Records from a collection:
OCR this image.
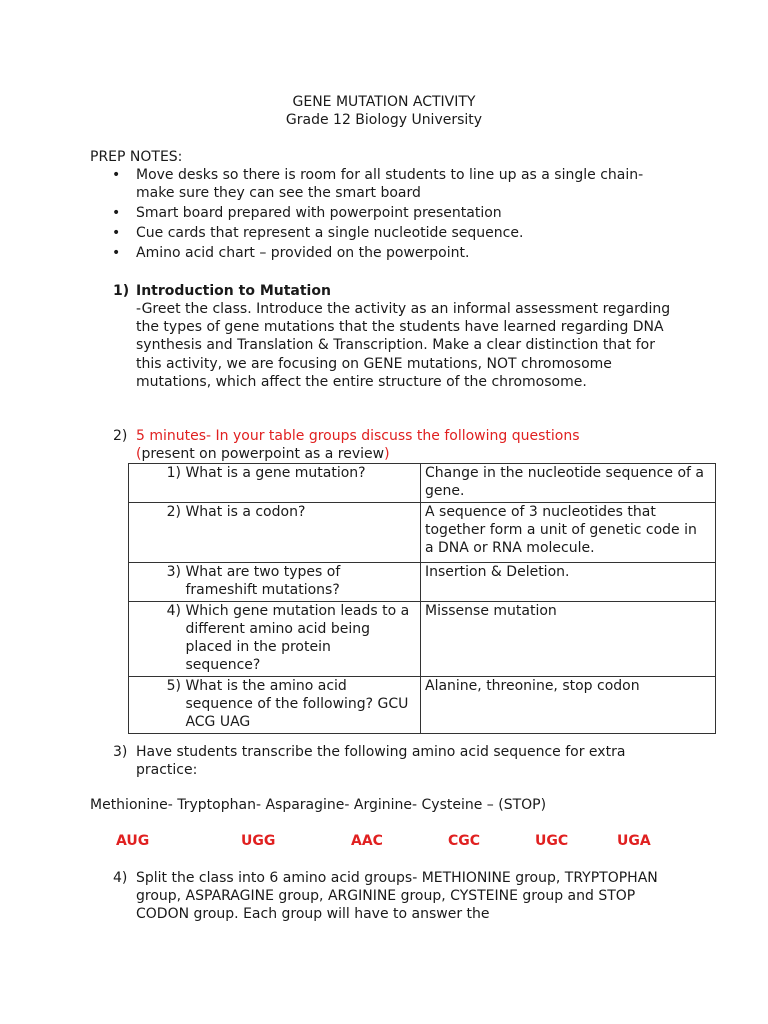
GENE MUTATION ACTIVITY
Grade 12 Biology University
PREP NOTES:
• Move desks so there is room for all students to line up as a single chain- make sure they can see the smart board
• Smart board prepared with powerpoint presentation
• Cue cards that represent a single nucleotide sequence.
• Amino acid chart – provided on the powerpoint.
1) Introduction to Mutation
-Greet the class. Introduce the activity as an informal assessment regarding the types of gene mutations that the students have learned regarding DNA synthesis and Translation & Transcription. Make a clear distinction that for this activity, we are focusing on GENE mutations, NOT chromosome mutations, which affect the entire structure of the chromosome.
2) 5 minutes- In your table groups discuss the following questions
(present on powerpoint as a review)
1) What is a gene mutation?	Change in the nucleotide sequence of a gene.
2) What is a codon?	A sequence of 3 nucleotides that together form a unit of genetic code in a DNA or RNA molecule.
3) What are two types of frameshift mutations?	Insertion & Deletion.
4) Which gene mutation leads to a different amino acid being placed in the protein sequence?	Missense mutation
5) What is the amino acid sequence of the following? GCU ACG UAG	Alanine, threonine, stop codon
3) Have students transcribe the following amino acid sequence for extra practice:
Methionine- Tryptophan- Asparagine- Arginine- Cysteine – (STOP)
AUG	UGG	AAC	CGC	UGC	UGA
4) Split the class into 6 amino acid groups- METHIONINE group, TRYPTOPHAN group, ASPARAGINE group, ARGININE group, CYSTEINE group and STOP CODON group. Each group will have to answer the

*Work required*. From the first line to the last, copy the records above exactly and drop any pictures.

*Answer*.
OCR this image.
GENE MUTATION ACTIVITY
Grade 12 Biology University
PREP NOTES:
• Move desks so there is room for all students to line up as a single chain- make sure they can see the smart board
• Smart board prepared with powerpoint presentation
• Cue cards that represent a single nucleotide sequence.
• Amino acid chart – provided on the powerpoint.
1) Introduction to Mutation
-Greet the class. Introduce the activity as an informal assessment regarding the types of gene mutations that the students have learned regarding DNA synthesis and Translation & Transcription. Make a clear distinction that for this activity, we are focusing on GENE mutations, NOT chromosome mutations, which affect the entire structure of the chromosome.
2) 5 minutes- In your table groups discuss the following questions
(present on powerpoint as a review)
1) What is a gene mutation?	Change in the nucleotide sequence of a gene.
2) What is a codon?	A sequence of 3 nucleotides that together form a unit of genetic code in a DNA or RNA molecule.
3) What are two types of frameshift mutations?	Insertion & Deletion.
4) Which gene mutation leads to a different amino acid being placed in the protein sequence?	Missense mutation
5) What is the amino acid sequence of the following? GCU ACG UAG	Alanine, threonine, stop codon
3) Have students transcribe the following amino acid sequence for extra practice:
Methionine- Tryptophan- Asparagine- Arginine- Cysteine – (STOP)
AUG	UGG	AAC	CGC	UGC	UGA
4) Split the class into 6 amino acid groups- METHIONINE group, TRYPTOPHAN group, ASPARAGINE group, ARGININE group, CYSTEINE group and STOP CODON group. Each group will have to answer the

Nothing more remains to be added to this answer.